Collected data entries
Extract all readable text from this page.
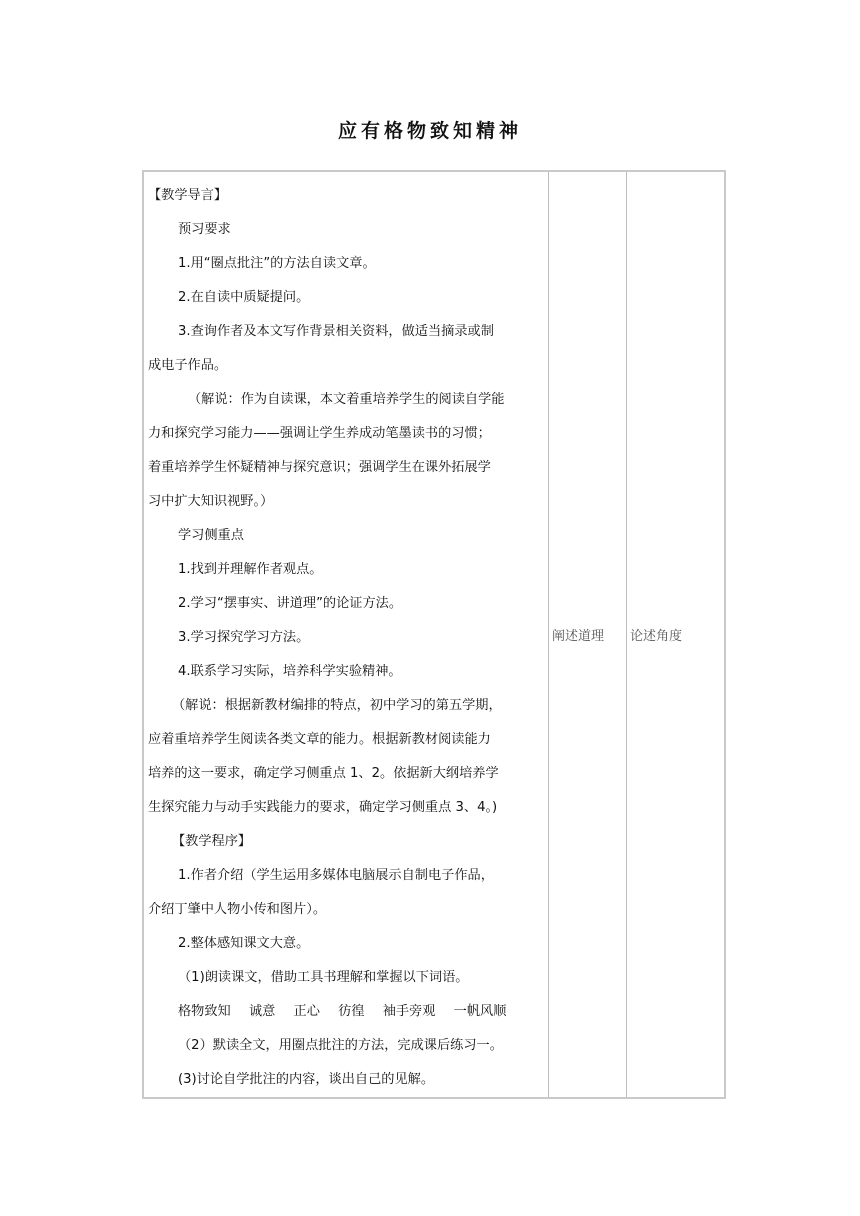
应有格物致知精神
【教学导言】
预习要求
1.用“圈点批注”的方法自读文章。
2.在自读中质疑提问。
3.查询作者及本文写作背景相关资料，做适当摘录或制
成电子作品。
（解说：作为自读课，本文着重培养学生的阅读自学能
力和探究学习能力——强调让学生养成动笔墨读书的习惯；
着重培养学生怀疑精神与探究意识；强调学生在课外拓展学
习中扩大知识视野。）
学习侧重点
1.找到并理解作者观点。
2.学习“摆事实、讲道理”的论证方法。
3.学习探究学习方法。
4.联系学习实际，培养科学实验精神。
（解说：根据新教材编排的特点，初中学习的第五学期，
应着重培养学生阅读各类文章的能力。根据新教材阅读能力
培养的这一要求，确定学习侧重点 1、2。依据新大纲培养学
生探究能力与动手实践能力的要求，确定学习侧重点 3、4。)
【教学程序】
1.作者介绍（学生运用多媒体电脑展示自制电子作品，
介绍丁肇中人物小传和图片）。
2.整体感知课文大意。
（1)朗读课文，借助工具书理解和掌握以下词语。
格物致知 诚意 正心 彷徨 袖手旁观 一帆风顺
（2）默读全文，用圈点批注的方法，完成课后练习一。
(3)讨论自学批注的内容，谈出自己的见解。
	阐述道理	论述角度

◆ Direction ◆
The records above must be printed exactly; the pictures stay out.

◆ Exercise result ◆
Extract all readable text from this page.
应有格物致知精神
【教学导言】
预习要求
1.用“圈点批注”的方法自读文章。
2.在自读中质疑提问。
3.查询作者及本文写作背景相关资料，做适当摘录或制
成电子作品。
（解说：作为自读课，本文着重培养学生的阅读自学能
力和探究学习能力——强调让学生养成动笔墨读书的习惯；
着重培养学生怀疑精神与探究意识；强调学生在课外拓展学
习中扩大知识视野。）
学习侧重点
1.找到并理解作者观点。
2.学习“摆事实、讲道理”的论证方法。
3.学习探究学习方法。
4.联系学习实际，培养科学实验精神。
（解说：根据新教材编排的特点，初中学习的第五学期，
应着重培养学生阅读各类文章的能力。根据新教材阅读能力
培养的这一要求，确定学习侧重点 1、2。依据新大纲培养学
生探究能力与动手实践能力的要求，确定学习侧重点 3、4。)
【教学程序】
1.作者介绍（学生运用多媒体电脑展示自制电子作品，
介绍丁肇中人物小传和图片）。
2.整体感知课文大意。
（1)朗读课文，借助工具书理解和掌握以下词语。
格物致知 诚意 正心 彷徨 袖手旁观 一帆风顺
（2）默读全文，用圈点批注的方法，完成课后练习一。
(3)讨论自学批注的内容，谈出自己的见解。
	阐述道理	论述角度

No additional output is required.